# [Goal of the exercise]
Output the data below in full, character for character.

# [Extracted records]
□ □ □ □
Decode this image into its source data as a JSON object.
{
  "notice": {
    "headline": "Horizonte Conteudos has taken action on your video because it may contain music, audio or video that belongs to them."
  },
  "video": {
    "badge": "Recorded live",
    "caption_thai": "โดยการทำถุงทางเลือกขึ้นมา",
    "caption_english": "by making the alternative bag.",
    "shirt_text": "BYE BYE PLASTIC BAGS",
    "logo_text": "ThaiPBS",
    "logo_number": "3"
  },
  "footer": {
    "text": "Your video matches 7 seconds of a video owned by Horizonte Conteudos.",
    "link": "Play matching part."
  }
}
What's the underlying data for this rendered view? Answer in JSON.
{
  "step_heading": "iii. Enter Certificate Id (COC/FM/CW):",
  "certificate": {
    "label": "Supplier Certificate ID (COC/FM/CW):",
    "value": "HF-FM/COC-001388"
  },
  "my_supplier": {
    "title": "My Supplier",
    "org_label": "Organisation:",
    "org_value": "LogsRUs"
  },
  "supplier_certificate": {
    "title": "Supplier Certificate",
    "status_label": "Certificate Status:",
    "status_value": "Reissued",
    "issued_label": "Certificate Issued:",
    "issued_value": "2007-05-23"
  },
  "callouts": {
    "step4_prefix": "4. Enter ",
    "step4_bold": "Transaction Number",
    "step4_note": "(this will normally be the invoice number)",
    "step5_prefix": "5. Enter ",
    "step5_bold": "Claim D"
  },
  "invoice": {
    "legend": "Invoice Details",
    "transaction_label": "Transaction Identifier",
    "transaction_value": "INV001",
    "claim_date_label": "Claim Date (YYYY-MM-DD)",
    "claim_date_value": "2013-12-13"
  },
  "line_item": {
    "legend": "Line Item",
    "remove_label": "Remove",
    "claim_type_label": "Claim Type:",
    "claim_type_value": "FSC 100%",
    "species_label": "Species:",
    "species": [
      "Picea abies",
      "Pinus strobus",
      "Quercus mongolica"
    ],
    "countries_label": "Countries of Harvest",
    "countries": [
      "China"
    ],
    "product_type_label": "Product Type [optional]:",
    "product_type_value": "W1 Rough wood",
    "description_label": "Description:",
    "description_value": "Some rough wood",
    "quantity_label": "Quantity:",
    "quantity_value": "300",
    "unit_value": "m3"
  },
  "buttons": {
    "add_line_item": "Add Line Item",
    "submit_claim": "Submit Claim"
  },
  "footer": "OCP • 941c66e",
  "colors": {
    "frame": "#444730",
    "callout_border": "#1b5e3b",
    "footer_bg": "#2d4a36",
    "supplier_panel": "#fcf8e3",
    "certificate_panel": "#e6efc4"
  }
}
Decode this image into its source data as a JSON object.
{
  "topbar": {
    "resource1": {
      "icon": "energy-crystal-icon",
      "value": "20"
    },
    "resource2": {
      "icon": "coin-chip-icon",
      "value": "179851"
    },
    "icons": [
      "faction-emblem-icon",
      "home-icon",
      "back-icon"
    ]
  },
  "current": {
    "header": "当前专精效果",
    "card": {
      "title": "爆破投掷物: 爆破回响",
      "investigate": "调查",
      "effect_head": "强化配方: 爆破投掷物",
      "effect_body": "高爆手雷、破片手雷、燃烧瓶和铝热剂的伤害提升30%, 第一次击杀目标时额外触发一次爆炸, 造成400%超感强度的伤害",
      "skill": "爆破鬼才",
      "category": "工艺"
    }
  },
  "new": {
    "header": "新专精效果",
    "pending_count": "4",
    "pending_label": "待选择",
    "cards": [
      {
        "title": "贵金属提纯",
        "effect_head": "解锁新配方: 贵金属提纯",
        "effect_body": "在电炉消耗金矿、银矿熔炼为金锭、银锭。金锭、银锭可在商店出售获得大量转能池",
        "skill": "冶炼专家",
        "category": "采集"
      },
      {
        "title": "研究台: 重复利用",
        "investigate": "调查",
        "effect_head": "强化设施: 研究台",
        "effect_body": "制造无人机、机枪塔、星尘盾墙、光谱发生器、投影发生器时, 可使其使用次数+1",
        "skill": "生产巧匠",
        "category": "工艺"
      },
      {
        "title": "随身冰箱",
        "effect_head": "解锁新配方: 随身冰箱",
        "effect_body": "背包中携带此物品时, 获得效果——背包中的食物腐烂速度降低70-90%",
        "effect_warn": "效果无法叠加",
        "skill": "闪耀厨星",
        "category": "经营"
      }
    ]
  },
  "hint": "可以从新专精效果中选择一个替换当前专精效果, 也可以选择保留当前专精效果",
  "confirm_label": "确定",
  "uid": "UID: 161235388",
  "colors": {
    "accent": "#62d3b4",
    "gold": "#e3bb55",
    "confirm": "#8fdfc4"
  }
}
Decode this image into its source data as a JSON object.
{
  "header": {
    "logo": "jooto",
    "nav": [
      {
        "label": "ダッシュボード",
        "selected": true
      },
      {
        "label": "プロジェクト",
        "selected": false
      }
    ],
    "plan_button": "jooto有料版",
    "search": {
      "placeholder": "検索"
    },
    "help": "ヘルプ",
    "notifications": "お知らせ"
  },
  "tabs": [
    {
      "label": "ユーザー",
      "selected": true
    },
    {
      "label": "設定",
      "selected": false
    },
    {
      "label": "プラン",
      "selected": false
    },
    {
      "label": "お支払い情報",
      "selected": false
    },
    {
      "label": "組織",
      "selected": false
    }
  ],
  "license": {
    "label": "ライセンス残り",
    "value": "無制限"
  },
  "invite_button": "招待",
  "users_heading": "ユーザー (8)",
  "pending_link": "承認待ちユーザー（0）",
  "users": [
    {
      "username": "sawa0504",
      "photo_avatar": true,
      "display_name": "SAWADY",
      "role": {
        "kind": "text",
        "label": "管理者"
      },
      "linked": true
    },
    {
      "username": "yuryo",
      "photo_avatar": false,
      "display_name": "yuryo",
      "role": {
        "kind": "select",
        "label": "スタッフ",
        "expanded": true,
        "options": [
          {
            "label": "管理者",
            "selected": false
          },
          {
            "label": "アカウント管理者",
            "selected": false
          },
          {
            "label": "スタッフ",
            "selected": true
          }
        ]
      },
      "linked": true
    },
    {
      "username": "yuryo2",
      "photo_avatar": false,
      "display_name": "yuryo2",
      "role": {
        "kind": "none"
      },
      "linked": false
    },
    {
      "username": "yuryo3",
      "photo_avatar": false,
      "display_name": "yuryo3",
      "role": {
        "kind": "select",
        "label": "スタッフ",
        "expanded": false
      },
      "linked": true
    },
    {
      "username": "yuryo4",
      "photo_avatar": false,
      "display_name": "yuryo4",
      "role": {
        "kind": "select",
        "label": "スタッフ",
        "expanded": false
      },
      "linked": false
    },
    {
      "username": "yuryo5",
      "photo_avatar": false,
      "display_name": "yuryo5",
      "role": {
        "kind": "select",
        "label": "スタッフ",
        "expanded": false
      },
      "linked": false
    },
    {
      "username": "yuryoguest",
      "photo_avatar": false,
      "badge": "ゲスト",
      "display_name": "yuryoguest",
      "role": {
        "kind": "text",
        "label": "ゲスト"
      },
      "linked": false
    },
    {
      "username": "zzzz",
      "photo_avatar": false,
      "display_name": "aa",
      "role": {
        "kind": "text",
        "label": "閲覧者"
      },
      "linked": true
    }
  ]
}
□ □ □ □
# [Exercise output]
Decode this image into its source data as a JSON object.
{
  "notice": {
    "headline": "Horizonte Conteudos has taken action on your video because it may contain music, audio or video that belongs to them."
  },
  "video": {
    "badge": "Recorded live",
    "caption_thai": "โดยการทำถุงทางเลือกขึ้นมา",
    "caption_english": "by making the alternative bag.",
    "shirt_text": "BYE BYE PLASTIC BAGS",
    "logo_text": "ThaiPBS",
    "logo_number": "3"
  },
  "footer": {
    "text": "Your video matches 7 seconds of a video owned by Horizonte Conteudos.",
    "link": "Play matching part."
  }
}
What's the underlying data for this rendered view? Answer in JSON.
{
  "step_heading": "iii. Enter Certificate Id (COC/FM/CW):",
  "certificate": {
    "label": "Supplier Certificate ID (COC/FM/CW):",
    "value": "HF-FM/COC-001388"
  },
  "my_supplier": {
    "title": "My Supplier",
    "org_label": "Organisation:",
    "org_value": "LogsRUs"
  },
  "supplier_certificate": {
    "title": "Supplier Certificate",
    "status_label": "Certificate Status:",
    "status_value": "Reissued",
    "issued_label": "Certificate Issued:",
    "issued_value": "2007-05-23"
  },
  "callouts": {
    "step4_prefix": "4. Enter ",
    "step4_bold": "Transaction Number",
    "step4_note": "(this will normally be the invoice number)",
    "step5_prefix": "5. Enter ",
    "step5_bold": "Claim D"
  },
  "invoice": {
    "legend": "Invoice Details",
    "transaction_label": "Transaction Identifier",
    "transaction_value": "INV001",
    "claim_date_label": "Claim Date (YYYY-MM-DD)",
    "claim_date_value": "2013-12-13"
  },
  "line_item": {
    "legend": "Line Item",
    "remove_label": "Remove",
    "claim_type_label": "Claim Type:",
    "claim_type_value": "FSC 100%",
    "species_label": "Species:",
    "species": [
      "Picea abies",
      "Pinus strobus",
      "Quercus mongolica"
    ],
    "countries_label": "Countries of Harvest",
    "countries": [
      "China"
    ],
    "product_type_label": "Product Type [optional]:",
    "product_type_value": "W1 Rough wood",
    "description_label": "Description:",
    "description_value": "Some rough wood",
    "quantity_label": "Quantity:",
    "quantity_value": "300",
    "unit_value": "m3"
  },
  "buttons": {
    "add_line_item": "Add Line Item",
    "submit_claim": "Submit Claim"
  },
  "footer": "OCP • 941c66e",
  "colors": {
    "frame": "#444730",
    "callout_border": "#1b5e3b",
    "footer_bg": "#2d4a36",
    "supplier_panel": "#fcf8e3",
    "certificate_panel": "#e6efc4"
  }
}
Decode this image into its source data as a JSON object.
{
  "topbar": {
    "resource1": {
      "icon": "energy-crystal-icon",
      "value": "20"
    },
    "resource2": {
      "icon": "coin-chip-icon",
      "value": "179851"
    },
    "icons": [
      "faction-emblem-icon",
      "home-icon",
      "back-icon"
    ]
  },
  "current": {
    "header": "当前专精效果",
    "card": {
      "title": "爆破投掷物: 爆破回响",
      "investigate": "调查",
      "effect_head": "强化配方: 爆破投掷物",
      "effect_body": "高爆手雷、破片手雷、燃烧瓶和铝热剂的伤害提升30%, 第一次击杀目标时额外触发一次爆炸, 造成400%超感强度的伤害",
      "skill": "爆破鬼才",
      "category": "工艺"
    }
  },
  "new": {
    "header": "新专精效果",
    "pending_count": "4",
    "pending_label": "待选择",
    "cards": [
      {
        "title": "贵金属提纯",
        "effect_head": "解锁新配方: 贵金属提纯",
        "effect_body": "在电炉消耗金矿、银矿熔炼为金锭、银锭。金锭、银锭可在商店出售获得大量转能池",
        "skill": "冶炼专家",
        "category": "采集"
      },
      {
        "title": "研究台: 重复利用",
        "investigate": "调查",
        "effect_head": "强化设施: 研究台",
        "effect_body": "制造无人机、机枪塔、星尘盾墙、光谱发生器、投影发生器时, 可使其使用次数+1",
        "skill": "生产巧匠",
        "category": "工艺"
      },
      {
        "title": "随身冰箱",
        "effect_head": "解锁新配方: 随身冰箱",
        "effect_body": "背包中携带此物品时, 获得效果——背包中的食物腐烂速度降低70-90%",
        "effect_warn": "效果无法叠加",
        "skill": "闪耀厨星",
        "category": "经营"
      }
    ]
  },
  "hint": "可以从新专精效果中选择一个替换当前专精效果, 也可以选择保留当前专精效果",
  "confirm_label": "确定",
  "uid": "UID: 161235388",
  "colors": {
    "accent": "#62d3b4",
    "gold": "#e3bb55",
    "confirm": "#8fdfc4"
  }
}
Decode this image into its source data as a JSON object.
{
  "header": {
    "logo": "jooto",
    "nav": [
      {
        "label": "ダッシュボード",
        "selected": true
      },
      {
        "label": "プロジェクト",
        "selected": false
      }
    ],
    "plan_button": "jooto有料版",
    "search": {
      "placeholder": "検索"
    },
    "help": "ヘルプ",
    "notifications": "お知らせ"
  },
  "tabs": [
    {
      "label": "ユーザー",
      "selected": true
    },
    {
      "label": "設定",
      "selected": false
    },
    {
      "label": "プラン",
      "selected": false
    },
    {
      "label": "お支払い情報",
      "selected": false
    },
    {
      "label": "組織",
      "selected": false
    }
  ],
  "license": {
    "label": "ライセンス残り",
    "value": "無制限"
  },
  "invite_button": "招待",
  "users_heading": "ユーザー (8)",
  "pending_link": "承認待ちユーザー（0）",
  "users": [
    {
      "username": "sawa0504",
      "photo_avatar": true,
      "display_name": "SAWADY",
      "role": {
        "kind": "text",
        "label": "管理者"
      },
      "linked": true
    },
    {
      "username": "yuryo",
      "photo_avatar": false,
      "display_name": "yuryo",
      "role": {
        "kind": "select",
        "label": "スタッフ",
        "expanded": true,
        "options": [
          {
            "label": "管理者",
            "selected": false
          },
          {
            "label": "アカウント管理者",
            "selected": false
          },
          {
            "label": "スタッフ",
            "selected": true
          }
        ]
      },
      "linked": true
    },
    {
      "username": "yuryo2",
      "photo_avatar": false,
      "display_name": "yuryo2",
      "role": {
        "kind": "none"
      },
      "linked": false
    },
    {
      "username": "yuryo3",
      "photo_avatar": false,
      "display_name": "yuryo3",
      "role": {
        "kind": "select",
        "label": "スタッフ",
        "expanded": false
      },
      "linked": true
    },
    {
      "username": "yuryo4",
      "photo_avatar": false,
      "display_name": "yuryo4",
      "role": {
        "kind": "select",
        "label": "スタッフ",
        "expanded": false
      },
      "linked": false
    },
    {
      "username": "yuryo5",
      "photo_avatar": false,
      "display_name": "yuryo5",
      "role": {
        "kind": "select",
        "label": "スタッフ",
        "expanded": false
      },
      "linked": false
    },
    {
      "username": "yuryoguest",
      "photo_avatar": false,
      "badge": "ゲスト",
      "display_name": "yuryoguest",
      "role": {
        "kind": "text",
        "label": "ゲスト"
      },
      "linked": false
    },
    {
      "username": "zzzz",
      "photo_avatar": false,
      "display_name": "aa",
      "role": {
        "kind": "text",
        "label": "閲覧者"
      },
      "linked": true
    }
  ]
}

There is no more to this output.